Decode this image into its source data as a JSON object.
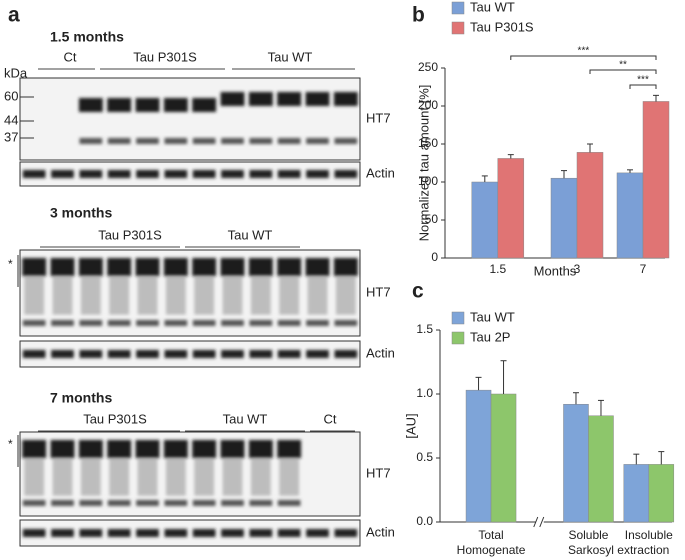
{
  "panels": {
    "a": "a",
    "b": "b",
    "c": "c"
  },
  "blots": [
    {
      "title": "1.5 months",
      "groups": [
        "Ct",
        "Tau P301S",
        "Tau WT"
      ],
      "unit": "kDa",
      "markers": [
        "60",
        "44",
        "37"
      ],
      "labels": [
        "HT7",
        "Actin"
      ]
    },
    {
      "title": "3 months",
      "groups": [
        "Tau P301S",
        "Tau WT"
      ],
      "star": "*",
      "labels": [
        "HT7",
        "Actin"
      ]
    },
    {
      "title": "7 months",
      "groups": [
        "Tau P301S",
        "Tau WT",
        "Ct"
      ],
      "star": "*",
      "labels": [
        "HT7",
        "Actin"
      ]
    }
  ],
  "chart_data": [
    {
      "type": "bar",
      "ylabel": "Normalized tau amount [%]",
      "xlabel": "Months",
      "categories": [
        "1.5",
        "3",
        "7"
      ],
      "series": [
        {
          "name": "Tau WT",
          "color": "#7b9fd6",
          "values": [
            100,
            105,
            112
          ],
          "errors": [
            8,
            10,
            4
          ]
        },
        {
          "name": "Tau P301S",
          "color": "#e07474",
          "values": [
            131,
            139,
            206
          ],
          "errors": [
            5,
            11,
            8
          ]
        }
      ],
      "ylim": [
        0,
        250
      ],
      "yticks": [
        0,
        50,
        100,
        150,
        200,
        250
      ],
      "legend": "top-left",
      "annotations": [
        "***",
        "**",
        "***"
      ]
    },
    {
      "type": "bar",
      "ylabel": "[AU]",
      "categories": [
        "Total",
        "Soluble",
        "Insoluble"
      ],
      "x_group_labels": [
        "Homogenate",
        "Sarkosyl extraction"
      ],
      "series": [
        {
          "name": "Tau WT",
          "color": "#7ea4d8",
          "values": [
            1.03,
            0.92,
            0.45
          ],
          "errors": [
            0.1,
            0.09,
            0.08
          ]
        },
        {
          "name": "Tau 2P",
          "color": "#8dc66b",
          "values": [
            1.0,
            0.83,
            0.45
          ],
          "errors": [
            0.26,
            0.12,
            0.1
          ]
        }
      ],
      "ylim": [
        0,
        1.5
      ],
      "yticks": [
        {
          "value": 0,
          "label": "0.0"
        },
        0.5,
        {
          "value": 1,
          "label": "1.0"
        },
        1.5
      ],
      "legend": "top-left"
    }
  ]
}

---+---

** Aim **
Only the number is wanted: how many lines of the material contain the word "ylabel"?

** Correct response **
2